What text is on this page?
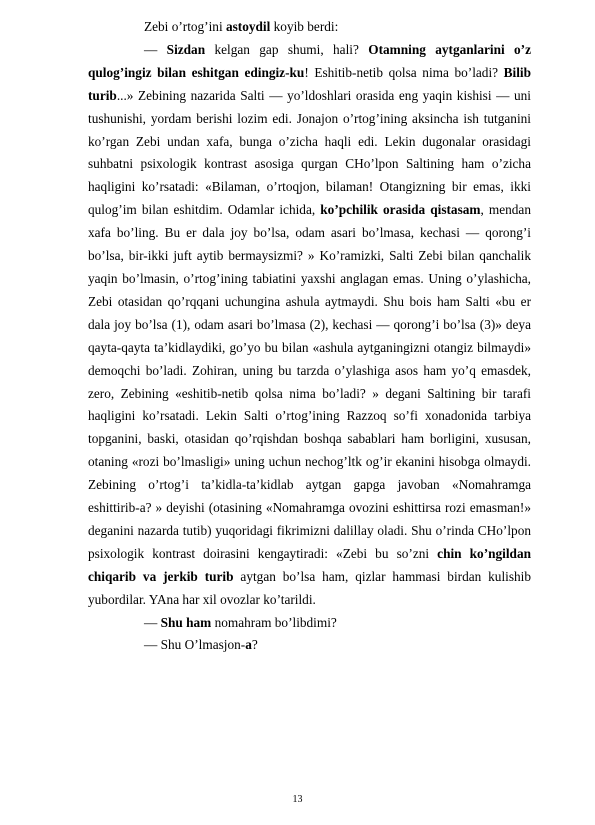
Zebi o’rtog’ini astoydil koyib berdi:

— Sizdan kelgan gap shumi, hali? Otamning aytganlarini o’z qulog’ingiz bilan eshitgan edingiz-ku! Eshitib-netib qolsa nima bo’ladi? Bilib turib...» Zebining nazarida Salti — yo’ldoshlari orasida eng yaqin kishisi — uni tushunishi, yordam berishi lozim edi. Jonajon o’rtog’ining aksincha ish tutganini ko’rgan Zebi undan xafa, bunga o’zicha haqli edi. Lekin dugonalar orasidagi suhbatni psixologik kontrast asosiga qurgan CHo’lpon Saltining ham o’zicha haqligini ko’rsatadi: «Bilaman, o’rtoqjon, bilaman! Otangizning bir emas, ikki qulog’im bilan eshitdim. Odamlar ichida, ko’pchilik orasida qistasam, mendan xafa bo’ling. Bu er dala joy bo’lsa, odam asari bo’lmasa, kechasi — qorong’i bo’lsa, bir-ikki juft aytib bermaysizmi? » Ko’ramizki, Salti Zebi bilan qanchalik yaqin bo’lmasin, o’rtog’ining tabiatini yaxshi anglagan emas. Uning o’ylashicha, Zebi otasidan qo’rqqani uchungina ashula aytmaydi. Shu bois ham Salti «bu er dala joy bo’lsa (1), odam asari bo’lmasa (2), kechasi — qorong’i bo’lsa (3)» deya qayta-qayta ta’kidlaydiki, go’yo bu bilan «ashula aytganingizni otangiz bilmaydi» demoqchi bo’ladi. Zohiran, uning bu tarzda o’ylashiga asos ham yo’q emasdek, zero, Zebining «eshitib-netib qolsa nima bo’ladi? » degani Saltining bir tarafi haqligini ko’rsatadi. Lekin Salti o’rtog’ining Razzoq so’fi xonadonida tarbiya topganini, baski, otasidan qo’rqishdan boshqa sabablari ham borligini, xususan, otaning «rozi bo’lmasligi» uning uchun nechog’ltk og’ir ekanini hisobga olmaydi. Zebining o’rtog’i ta’kidla-ta’kidlab aytgan gapga javoban «Nomahramga eshittirib-a? » deyishi (otasining «Nomahramga ovozini eshittirsa rozi emasman!» deganini nazarda tutib) yuqoridagi fikrimizni dalillay oladi. Shu o’rinda CHo’lpon psixologik kontrast doirasini kengaytiradi: «Zebi bu so’zni chin ko’ngildan chiqarib va jerkib turib aytgan bo’lsa ham, qizlar hammasi birdan kulishib yubordilar. YAna har xil ovozlar ko’tarildi.

— Shu ham nomahram bo’libdimi?

— Shu O’lmasjon-a?

13
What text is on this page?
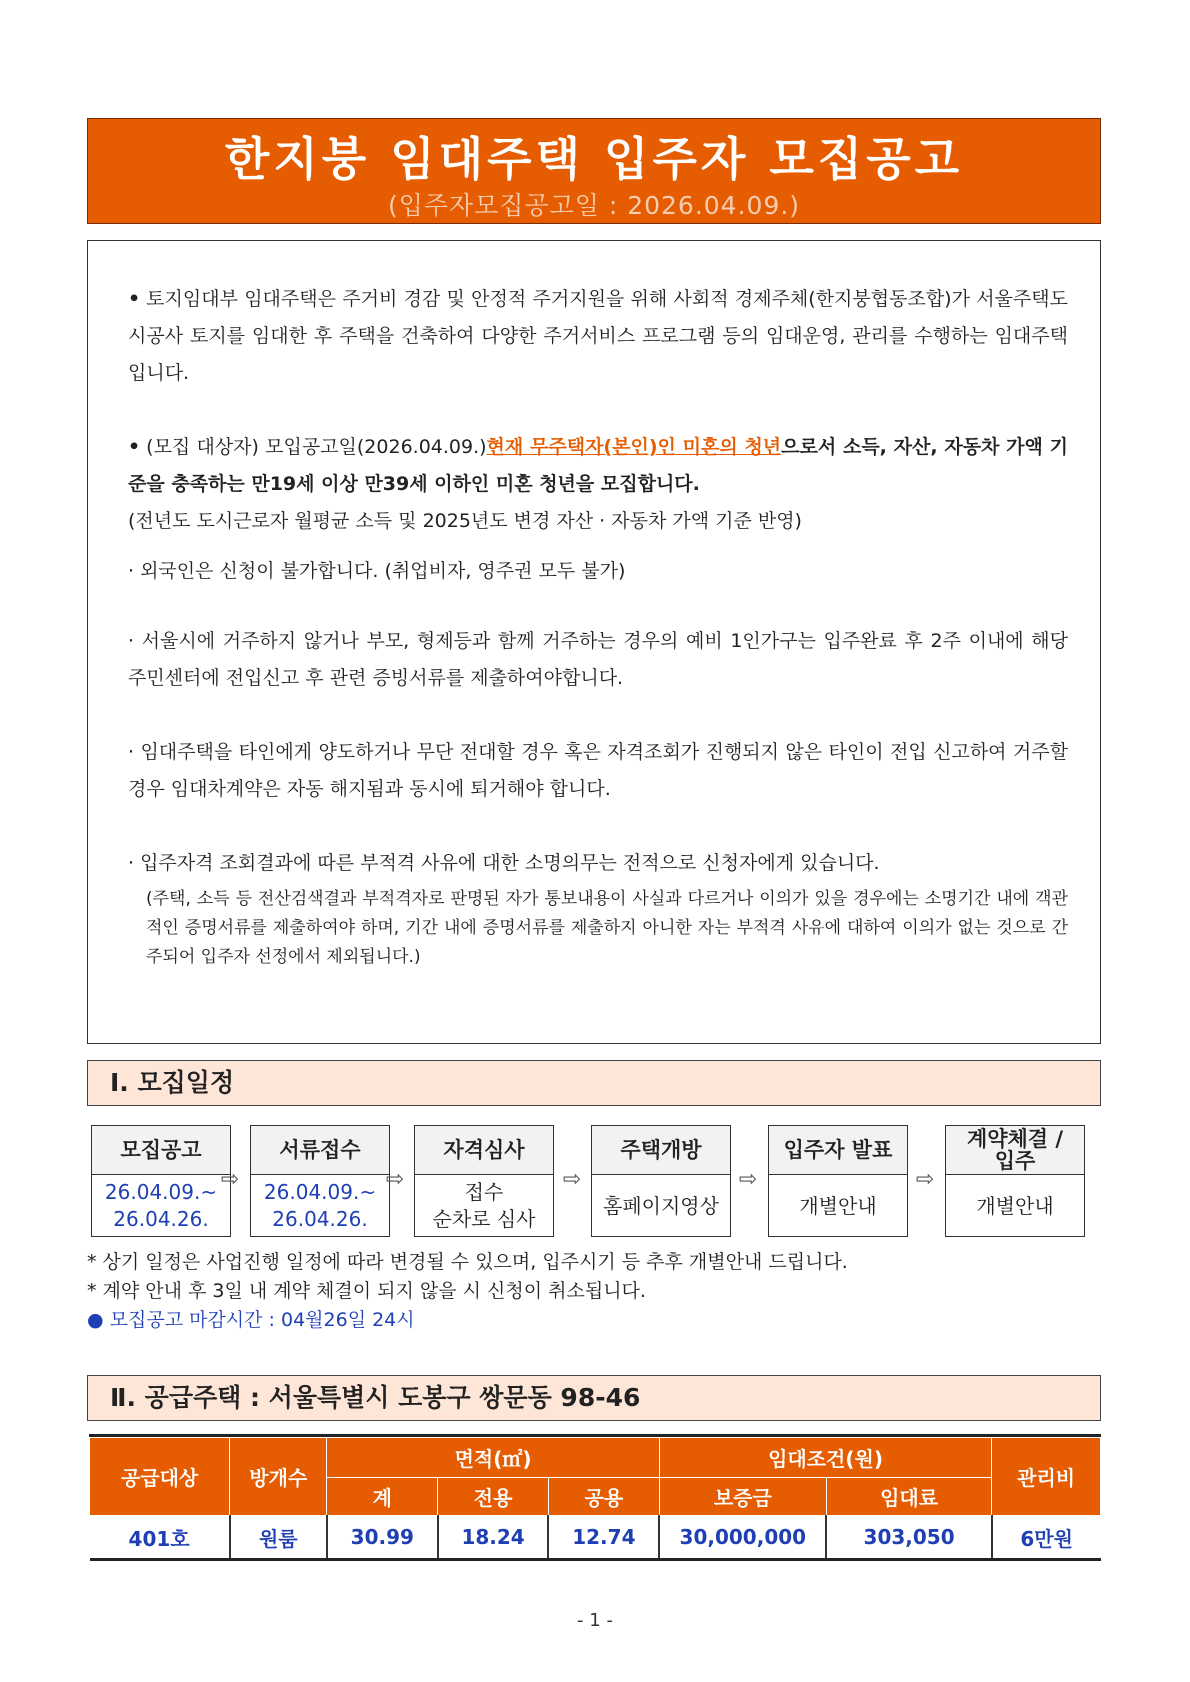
한지붕 임대주택 입주자 모집공고
(입주자모집공고일 : 2026.04.09.)
• 토지임대부 임대주택은 주거비 경감 및 안정적 주거지원을 위해 사회적 경제주체(한지붕협동조합)가 서울주택도시공사 토지를 임대한 후 주택을 건축하여 다양한 주거서비스 프로그램 등의 임대운영, 관리를 수행하는 임대주택입니다.
• (모집 대상자) 모입공고일(2026.04.09.)현재 무주택자(본인)인 미혼의 청년으로서 소득, 자산, 자동차 가액 기준을 충족하는 만19세 이상 만39세 이하인 미혼 청년을 모집합니다.
(전년도 도시근로자 월평균 소득 및 2025년도 변경 자산 · 자동차 가액 기준 반영)
· 외국인은 신청이 불가합니다. (취업비자, 영주권 모두 불가)
· 서울시에 거주하지 않거나 부모, 형제등과 함께 거주하는 경우의 예비 1인가구는 입주완료 후 2주 이내에 해당 주민센터에 전입신고 후 관련 증빙서류를 제출하여야합니다.
· 임대주택을 타인에게 양도하거나 무단 전대할 경우 혹은 자격조회가 진행되지 않은 타인이 전입 신고하여 거주할 경우 임대차계약은 자동 해지됨과 동시에 퇴거해야 합니다.
· 입주자격 조회결과에 따른 부적격 사유에 대한 소명의무는 전적으로 신청자에게 있습니다.
(주택, 소득 등 전산검색결과 부적격자로 판명된 자가 통보내용이 사실과 다르거나 이의가 있을 경우에는 소명기간 내에 객관적인 증명서류를 제출하여야 하며, 기간 내에 증명서류를 제출하지 아니한 자는 부적격 사유에 대하여 이의가 없는 것으로 간주되어 입주자 선정에서 제외됩니다.)
Ⅰ. 모집일정
모집공고
26.04.09.~
26.04.26.
⇨
서류접수
26.04.09.~
26.04.26.
⇨
자격심사
접수
순차로 심사
⇨
주택개방
홈페이지영상
⇨
입주자 발표
개별안내
⇨
계약체결 /
입주
개별안내
* 상기 일정은 사업진행 일정에 따라 변경될 수 있으며, 입주시기 등 추후 개별안내 드립니다.
* 계약 안내 후 3일 내 계약 체결이 되지 않을 시 신청이 취소됩니다.
● 모집공고 마감시간 : 04월26일 24시
Ⅱ. 공급주택 : 서울특별시 도봉구 쌍문동 98-46
공급대상	방개수	면적(㎡)			임대조건(원)		관리비
		계	전용	공용	보증금	임대료	
401호	원룸	30.99	18.24	12.74	30,000,000	303,050	6만원
- 1 -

[WHAT YOU WILL DO]
Transcribe every record above exactly as written, leaving out any pictures.

[SOLUTION TO THE EXERCISE]
What text is on this page?
Zebi o’rtog’ini astoydil koyib berdi:

— Sizdan kelgan gap shumi, hali? Otamning aytganlarini o’z qulog’ingiz bilan eshitgan edingiz-ku! Eshitib-netib qolsa nima bo’ladi? Bilib turib...» Zebining nazarida Salti — yo’ldoshlari orasida eng yaqin kishisi — uni tushunishi, yordam berishi lozim edi. Jonajon o’rtog’ining aksincha ish tutganini ko’rgan Zebi undan xafa, bunga o’zicha haqli edi. Lekin dugonalar orasidagi suhbatni psixologik kontrast asosiga qurgan CHo’lpon Saltining ham o’zicha haqligini ko’rsatadi: «Bilaman, o’rtoqjon, bilaman! Otangizning bir emas, ikki qulog’im bilan eshitdim. Odamlar ichida, ko’pchilik orasida qistasam, mendan xafa bo’ling. Bu er dala joy bo’lsa, odam asari bo’lmasa, kechasi — qorong’i bo’lsa, bir-ikki juft aytib bermaysizmi? » Ko’ramizki, Salti Zebi bilan qanchalik yaqin bo’lmasin, o’rtog’ining tabiatini yaxshi anglagan emas. Uning o’ylashicha, Zebi otasidan qo’rqqani uchungina ashula aytmaydi. Shu bois ham Salti «bu er dala joy bo’lsa (1), odam asari bo’lmasa (2), kechasi — qorong’i bo’lsa (3)» deya qayta-qayta ta’kidlaydiki, go’yo bu bilan «ashula aytganingizni otangiz bilmaydi» demoqchi bo’ladi. Zohiran, uning bu tarzda o’ylashiga asos ham yo’q emasdek, zero, Zebining «eshitib-netib qolsa nima bo’ladi? » degani Saltining bir tarafi haqligini ko’rsatadi. Lekin Salti o’rtog’ining Razzoq so’fi xonadonida tarbiya topganini, baski, otasidan qo’rqishdan boshqa sabablari ham borligini, xususan, otaning «rozi bo’lmasligi» uning uchun nechog’ltk og’ir ekanini hisobga olmaydi. Zebining o’rtog’i ta’kidla-ta’kidlab aytgan gapga javoban «Nomahramga eshittirib-a? » deyishi (otasining «Nomahramga ovozini eshittirsa rozi emasman!» deganini nazarda tutib) yuqoridagi fikrimizni dalillay oladi. Shu o’rinda CHo’lpon psixologik kontrast doirasini kengaytiradi: «Zebi bu so’zni chin ko’ngildan chiqarib va jerkib turib aytgan bo’lsa ham, qizlar hammasi birdan kulishib yubordilar. YAna har xil ovozlar ko’tarildi.

— Shu ham nomahram bo’libdimi?

— Shu O’lmasjon-a?

13
What text is on this page?
한지붕 임대주택 입주자 모집공고
(입주자모집공고일 : 2026.04.09.)
• 토지임대부 임대주택은 주거비 경감 및 안정적 주거지원을 위해 사회적 경제주체(한지붕협동조합)가 서울주택도시공사 토지를 임대한 후 주택을 건축하여 다양한 주거서비스 프로그램 등의 임대운영, 관리를 수행하는 임대주택입니다.
• (모집 대상자) 모입공고일(2026.04.09.)현재 무주택자(본인)인 미혼의 청년으로서 소득, 자산, 자동차 가액 기준을 충족하는 만19세 이상 만39세 이하인 미혼 청년을 모집합니다.
(전년도 도시근로자 월평균 소득 및 2025년도 변경 자산 · 자동차 가액 기준 반영)
· 외국인은 신청이 불가합니다. (취업비자, 영주권 모두 불가)
· 서울시에 거주하지 않거나 부모, 형제등과 함께 거주하는 경우의 예비 1인가구는 입주완료 후 2주 이내에 해당 주민센터에 전입신고 후 관련 증빙서류를 제출하여야합니다.
· 임대주택을 타인에게 양도하거나 무단 전대할 경우 혹은 자격조회가 진행되지 않은 타인이 전입 신고하여 거주할 경우 임대차계약은 자동 해지됨과 동시에 퇴거해야 합니다.
· 입주자격 조회결과에 따른 부적격 사유에 대한 소명의무는 전적으로 신청자에게 있습니다.
(주택, 소득 등 전산검색결과 부적격자로 판명된 자가 통보내용이 사실과 다르거나 이의가 있을 경우에는 소명기간 내에 객관적인 증명서류를 제출하여야 하며, 기간 내에 증명서류를 제출하지 아니한 자는 부적격 사유에 대하여 이의가 없는 것으로 간주되어 입주자 선정에서 제외됩니다.)
Ⅰ. 모집일정
모집공고
26.04.09.~
26.04.26.
⇨
서류접수
26.04.09.~
26.04.26.
⇨
자격심사
접수
순차로 심사
⇨
주택개방
홈페이지영상
⇨
입주자 발표
개별안내
⇨
계약체결 /
입주
개별안내
* 상기 일정은 사업진행 일정에 따라 변경될 수 있으며, 입주시기 등 추후 개별안내 드립니다.
* 계약 안내 후 3일 내 계약 체결이 되지 않을 시 신청이 취소됩니다.
● 모집공고 마감시간 : 04월26일 24시
Ⅱ. 공급주택 : 서울특별시 도봉구 쌍문동 98-46
공급대상	방개수	면적(㎡)			임대조건(원)		관리비
		계	전용	공용	보증금	임대료	
401호	원룸	30.99	18.24	12.74	30,000,000	303,050	6만원
- 1 -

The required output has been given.